RECORD EXCERPTS>
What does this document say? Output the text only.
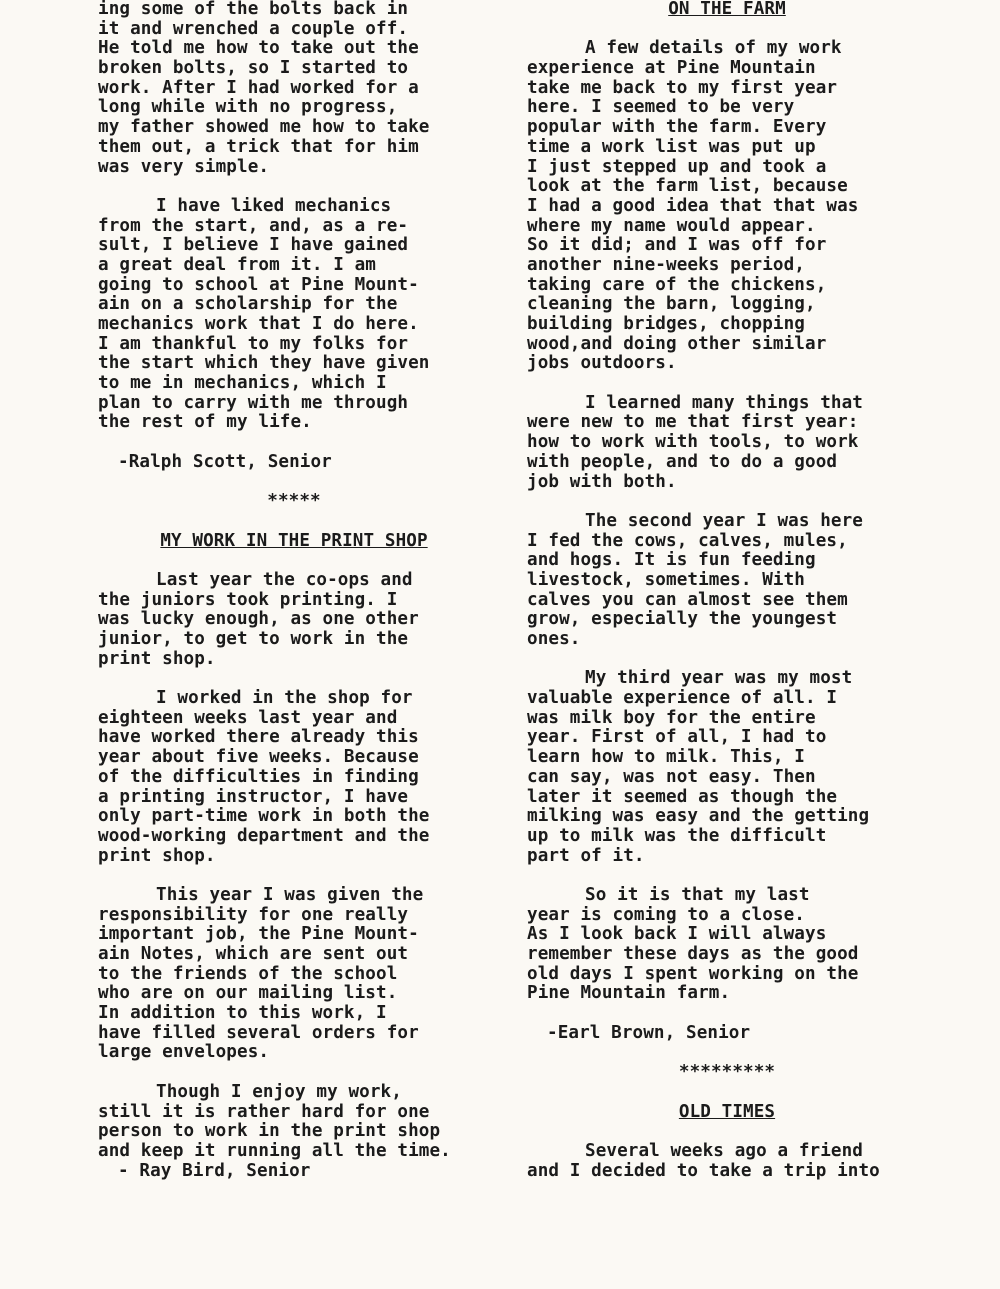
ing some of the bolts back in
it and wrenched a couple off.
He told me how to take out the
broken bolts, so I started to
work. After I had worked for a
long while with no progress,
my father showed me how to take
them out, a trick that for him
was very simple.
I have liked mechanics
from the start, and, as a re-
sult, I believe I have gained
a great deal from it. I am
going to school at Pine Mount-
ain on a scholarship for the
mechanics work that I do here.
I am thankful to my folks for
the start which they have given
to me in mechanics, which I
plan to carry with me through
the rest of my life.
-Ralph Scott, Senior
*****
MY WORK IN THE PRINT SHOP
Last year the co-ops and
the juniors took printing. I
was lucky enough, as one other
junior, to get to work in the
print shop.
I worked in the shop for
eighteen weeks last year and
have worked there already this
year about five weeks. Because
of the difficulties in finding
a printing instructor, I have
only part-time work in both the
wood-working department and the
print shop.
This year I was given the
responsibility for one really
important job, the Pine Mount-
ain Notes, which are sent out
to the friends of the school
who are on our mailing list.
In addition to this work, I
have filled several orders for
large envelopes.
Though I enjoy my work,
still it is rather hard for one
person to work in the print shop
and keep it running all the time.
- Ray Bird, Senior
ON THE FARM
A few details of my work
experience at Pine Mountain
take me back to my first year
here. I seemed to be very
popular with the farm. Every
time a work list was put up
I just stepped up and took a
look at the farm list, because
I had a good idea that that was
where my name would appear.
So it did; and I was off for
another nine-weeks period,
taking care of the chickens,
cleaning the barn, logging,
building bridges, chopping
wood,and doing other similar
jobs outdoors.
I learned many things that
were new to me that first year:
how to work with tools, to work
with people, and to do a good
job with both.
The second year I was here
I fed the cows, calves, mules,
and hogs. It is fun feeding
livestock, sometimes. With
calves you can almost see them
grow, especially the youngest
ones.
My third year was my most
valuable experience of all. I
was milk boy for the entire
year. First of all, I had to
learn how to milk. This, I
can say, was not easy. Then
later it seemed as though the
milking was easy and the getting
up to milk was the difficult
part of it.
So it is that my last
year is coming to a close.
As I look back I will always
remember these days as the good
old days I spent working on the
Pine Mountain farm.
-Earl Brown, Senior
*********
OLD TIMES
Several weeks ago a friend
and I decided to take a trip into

DESCRIPTION OF THE TASK>
Scan the material and collect every line that contains "experience".

WRITTEN SOLUTION>
experience at Pine Mountain
valuable experience of all. I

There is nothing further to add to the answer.